### To do
Collect all lines from the records below that include the word "Read".
>> begin Provided entries
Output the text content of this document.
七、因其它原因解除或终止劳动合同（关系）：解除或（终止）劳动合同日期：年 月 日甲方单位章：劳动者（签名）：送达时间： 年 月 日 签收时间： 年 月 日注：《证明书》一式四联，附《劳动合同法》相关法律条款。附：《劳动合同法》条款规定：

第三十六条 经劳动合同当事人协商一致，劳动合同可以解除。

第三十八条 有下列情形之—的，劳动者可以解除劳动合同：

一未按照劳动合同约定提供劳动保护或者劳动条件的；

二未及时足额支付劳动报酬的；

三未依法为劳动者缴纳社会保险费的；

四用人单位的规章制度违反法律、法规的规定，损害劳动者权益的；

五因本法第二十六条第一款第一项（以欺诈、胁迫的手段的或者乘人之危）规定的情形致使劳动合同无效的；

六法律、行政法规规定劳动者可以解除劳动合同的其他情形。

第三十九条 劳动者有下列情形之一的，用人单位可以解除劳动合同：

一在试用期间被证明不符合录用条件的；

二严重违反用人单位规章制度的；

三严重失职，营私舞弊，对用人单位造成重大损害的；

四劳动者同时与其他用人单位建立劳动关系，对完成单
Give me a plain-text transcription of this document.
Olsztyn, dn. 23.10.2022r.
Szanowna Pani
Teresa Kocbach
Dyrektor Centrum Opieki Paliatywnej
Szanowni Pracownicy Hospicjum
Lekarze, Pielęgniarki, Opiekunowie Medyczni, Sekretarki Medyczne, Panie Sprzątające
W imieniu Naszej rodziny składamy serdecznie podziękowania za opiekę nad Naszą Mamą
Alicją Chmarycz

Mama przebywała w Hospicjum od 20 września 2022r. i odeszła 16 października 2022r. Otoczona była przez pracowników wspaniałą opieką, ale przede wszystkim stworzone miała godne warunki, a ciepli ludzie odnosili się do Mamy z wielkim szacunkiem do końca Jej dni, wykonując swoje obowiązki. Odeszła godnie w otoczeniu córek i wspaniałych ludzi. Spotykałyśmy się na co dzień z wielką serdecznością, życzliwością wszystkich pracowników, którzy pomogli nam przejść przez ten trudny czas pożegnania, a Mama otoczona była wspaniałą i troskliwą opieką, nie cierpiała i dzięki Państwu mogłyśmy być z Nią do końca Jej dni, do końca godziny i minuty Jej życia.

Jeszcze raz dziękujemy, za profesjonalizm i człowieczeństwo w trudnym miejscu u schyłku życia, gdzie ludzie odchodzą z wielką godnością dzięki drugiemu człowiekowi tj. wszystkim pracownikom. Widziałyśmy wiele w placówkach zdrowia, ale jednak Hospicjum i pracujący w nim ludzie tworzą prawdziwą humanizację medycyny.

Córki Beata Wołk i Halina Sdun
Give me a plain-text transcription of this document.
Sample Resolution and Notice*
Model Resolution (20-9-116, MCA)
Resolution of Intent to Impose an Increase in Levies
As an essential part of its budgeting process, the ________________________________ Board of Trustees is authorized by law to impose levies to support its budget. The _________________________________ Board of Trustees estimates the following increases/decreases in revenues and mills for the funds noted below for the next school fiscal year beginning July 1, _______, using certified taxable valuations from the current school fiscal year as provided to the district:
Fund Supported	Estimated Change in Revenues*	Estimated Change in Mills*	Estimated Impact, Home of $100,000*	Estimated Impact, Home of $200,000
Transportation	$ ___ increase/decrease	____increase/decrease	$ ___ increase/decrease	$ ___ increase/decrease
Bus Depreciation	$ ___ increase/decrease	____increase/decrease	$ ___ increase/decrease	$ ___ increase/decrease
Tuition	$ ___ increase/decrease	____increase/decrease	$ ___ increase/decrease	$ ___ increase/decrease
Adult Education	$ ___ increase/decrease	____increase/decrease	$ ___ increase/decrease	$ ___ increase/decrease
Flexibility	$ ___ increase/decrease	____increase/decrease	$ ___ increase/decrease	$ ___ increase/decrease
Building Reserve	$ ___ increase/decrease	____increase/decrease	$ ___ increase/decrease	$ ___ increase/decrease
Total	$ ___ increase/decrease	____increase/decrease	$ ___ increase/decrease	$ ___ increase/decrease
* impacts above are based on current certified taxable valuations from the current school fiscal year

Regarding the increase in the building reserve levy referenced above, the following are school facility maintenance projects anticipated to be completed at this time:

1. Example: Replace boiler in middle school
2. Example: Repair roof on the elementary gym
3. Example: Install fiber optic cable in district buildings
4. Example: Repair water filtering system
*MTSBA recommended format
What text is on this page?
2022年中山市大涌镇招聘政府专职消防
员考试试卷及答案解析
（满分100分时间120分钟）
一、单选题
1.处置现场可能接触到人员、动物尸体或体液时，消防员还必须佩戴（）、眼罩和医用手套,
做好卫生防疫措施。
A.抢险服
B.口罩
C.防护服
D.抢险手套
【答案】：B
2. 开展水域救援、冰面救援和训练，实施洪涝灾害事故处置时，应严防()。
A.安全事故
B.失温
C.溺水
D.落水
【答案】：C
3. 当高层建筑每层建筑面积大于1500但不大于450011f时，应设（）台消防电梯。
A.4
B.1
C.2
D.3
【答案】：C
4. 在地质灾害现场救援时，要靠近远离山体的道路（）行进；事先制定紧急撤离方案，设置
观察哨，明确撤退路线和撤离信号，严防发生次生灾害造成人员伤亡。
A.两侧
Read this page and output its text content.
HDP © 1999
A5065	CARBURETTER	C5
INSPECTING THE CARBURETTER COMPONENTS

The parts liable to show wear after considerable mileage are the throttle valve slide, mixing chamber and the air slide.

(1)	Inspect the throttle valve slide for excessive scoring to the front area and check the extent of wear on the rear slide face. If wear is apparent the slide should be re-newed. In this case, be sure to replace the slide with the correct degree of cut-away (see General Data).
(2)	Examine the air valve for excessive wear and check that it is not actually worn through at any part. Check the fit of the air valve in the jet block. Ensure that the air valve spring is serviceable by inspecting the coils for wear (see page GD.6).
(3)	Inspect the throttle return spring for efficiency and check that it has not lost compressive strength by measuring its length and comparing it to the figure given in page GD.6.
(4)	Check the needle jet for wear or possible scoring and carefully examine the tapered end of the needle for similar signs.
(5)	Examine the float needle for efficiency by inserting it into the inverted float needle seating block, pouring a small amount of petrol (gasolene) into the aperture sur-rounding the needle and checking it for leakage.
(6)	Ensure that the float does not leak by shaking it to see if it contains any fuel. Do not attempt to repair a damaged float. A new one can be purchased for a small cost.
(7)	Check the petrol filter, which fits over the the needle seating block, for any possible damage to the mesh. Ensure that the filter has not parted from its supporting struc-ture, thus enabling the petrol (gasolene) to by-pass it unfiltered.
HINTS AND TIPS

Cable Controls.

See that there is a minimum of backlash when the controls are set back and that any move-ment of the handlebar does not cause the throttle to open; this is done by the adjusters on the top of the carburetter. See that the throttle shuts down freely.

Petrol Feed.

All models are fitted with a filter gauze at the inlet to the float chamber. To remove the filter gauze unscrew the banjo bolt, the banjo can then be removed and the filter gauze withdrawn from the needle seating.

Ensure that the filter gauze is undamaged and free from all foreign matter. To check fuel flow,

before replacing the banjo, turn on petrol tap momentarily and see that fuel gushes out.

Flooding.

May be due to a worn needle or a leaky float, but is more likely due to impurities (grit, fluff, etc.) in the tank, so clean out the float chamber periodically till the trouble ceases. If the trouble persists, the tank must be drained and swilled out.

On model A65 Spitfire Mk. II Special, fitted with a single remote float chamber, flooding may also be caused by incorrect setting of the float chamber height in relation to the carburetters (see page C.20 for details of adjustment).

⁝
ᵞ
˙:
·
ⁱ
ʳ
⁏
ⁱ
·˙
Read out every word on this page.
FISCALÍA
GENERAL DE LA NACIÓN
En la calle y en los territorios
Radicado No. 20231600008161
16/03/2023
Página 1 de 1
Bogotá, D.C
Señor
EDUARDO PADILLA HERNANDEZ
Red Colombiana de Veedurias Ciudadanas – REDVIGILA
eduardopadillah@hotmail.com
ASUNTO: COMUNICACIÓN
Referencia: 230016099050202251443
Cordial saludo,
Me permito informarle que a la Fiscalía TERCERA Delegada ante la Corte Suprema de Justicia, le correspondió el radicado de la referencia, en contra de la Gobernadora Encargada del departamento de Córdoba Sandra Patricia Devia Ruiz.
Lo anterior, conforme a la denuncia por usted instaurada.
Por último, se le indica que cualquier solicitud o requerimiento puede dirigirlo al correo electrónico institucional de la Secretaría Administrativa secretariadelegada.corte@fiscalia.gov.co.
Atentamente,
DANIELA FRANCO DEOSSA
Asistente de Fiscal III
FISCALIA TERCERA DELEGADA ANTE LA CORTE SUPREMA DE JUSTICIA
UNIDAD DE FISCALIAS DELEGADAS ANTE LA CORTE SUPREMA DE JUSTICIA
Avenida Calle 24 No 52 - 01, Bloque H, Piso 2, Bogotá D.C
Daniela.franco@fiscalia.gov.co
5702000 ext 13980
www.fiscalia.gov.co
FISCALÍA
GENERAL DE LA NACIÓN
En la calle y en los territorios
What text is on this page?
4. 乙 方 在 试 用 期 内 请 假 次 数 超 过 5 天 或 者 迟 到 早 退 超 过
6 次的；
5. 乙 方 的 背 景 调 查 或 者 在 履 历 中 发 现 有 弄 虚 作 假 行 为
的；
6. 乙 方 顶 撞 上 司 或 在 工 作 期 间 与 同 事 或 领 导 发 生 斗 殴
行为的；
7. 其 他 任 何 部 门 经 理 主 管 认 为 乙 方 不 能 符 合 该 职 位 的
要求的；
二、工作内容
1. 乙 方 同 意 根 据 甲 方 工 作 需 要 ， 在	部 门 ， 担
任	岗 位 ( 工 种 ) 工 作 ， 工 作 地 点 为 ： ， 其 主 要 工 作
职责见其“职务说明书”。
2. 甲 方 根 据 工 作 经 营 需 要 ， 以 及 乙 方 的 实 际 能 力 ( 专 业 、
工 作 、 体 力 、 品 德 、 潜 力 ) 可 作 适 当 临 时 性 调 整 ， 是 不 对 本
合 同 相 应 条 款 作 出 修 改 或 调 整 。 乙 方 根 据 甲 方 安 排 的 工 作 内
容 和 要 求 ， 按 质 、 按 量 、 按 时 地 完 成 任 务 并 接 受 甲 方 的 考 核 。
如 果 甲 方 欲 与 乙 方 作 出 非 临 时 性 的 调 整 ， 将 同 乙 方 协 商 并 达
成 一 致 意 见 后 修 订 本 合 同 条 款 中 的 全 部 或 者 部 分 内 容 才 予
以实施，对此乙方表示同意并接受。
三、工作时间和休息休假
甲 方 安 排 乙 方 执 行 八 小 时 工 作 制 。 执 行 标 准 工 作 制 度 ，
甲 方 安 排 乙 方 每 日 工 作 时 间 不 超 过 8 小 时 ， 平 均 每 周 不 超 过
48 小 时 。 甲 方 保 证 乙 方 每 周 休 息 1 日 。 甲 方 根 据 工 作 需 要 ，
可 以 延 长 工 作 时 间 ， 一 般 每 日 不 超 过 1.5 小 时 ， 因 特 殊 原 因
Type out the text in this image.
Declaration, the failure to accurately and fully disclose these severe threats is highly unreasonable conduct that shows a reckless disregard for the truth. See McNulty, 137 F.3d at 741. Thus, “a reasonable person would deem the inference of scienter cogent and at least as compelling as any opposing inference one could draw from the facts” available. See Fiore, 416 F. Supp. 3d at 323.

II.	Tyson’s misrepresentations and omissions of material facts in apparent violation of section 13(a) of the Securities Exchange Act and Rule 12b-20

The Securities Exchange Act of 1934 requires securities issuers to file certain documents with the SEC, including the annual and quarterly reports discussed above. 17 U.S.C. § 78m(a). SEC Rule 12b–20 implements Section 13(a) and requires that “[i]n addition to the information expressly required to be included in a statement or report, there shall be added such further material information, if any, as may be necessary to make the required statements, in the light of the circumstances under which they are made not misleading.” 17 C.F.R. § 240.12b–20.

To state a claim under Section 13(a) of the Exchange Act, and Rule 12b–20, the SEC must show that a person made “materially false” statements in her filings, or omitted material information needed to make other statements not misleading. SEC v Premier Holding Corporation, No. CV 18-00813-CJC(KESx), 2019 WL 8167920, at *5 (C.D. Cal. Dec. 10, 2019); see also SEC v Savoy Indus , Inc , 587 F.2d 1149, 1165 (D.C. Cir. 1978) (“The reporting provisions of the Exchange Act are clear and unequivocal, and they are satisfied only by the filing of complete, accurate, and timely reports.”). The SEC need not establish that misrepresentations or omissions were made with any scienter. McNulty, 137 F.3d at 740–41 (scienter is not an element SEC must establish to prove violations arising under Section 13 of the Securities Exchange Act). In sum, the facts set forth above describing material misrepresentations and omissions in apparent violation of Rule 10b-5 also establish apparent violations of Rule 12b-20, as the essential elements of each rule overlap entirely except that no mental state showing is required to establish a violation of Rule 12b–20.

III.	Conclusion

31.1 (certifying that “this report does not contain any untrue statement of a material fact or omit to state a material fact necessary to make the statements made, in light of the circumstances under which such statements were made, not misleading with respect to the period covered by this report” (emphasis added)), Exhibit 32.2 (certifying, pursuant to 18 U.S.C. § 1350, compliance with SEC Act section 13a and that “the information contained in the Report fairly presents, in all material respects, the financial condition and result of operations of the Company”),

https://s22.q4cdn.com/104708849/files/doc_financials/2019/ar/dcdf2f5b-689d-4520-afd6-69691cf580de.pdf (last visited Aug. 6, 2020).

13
>> end Provided entries
### Solution to this problem
Read this page and output its text content.
Read out every word on this page.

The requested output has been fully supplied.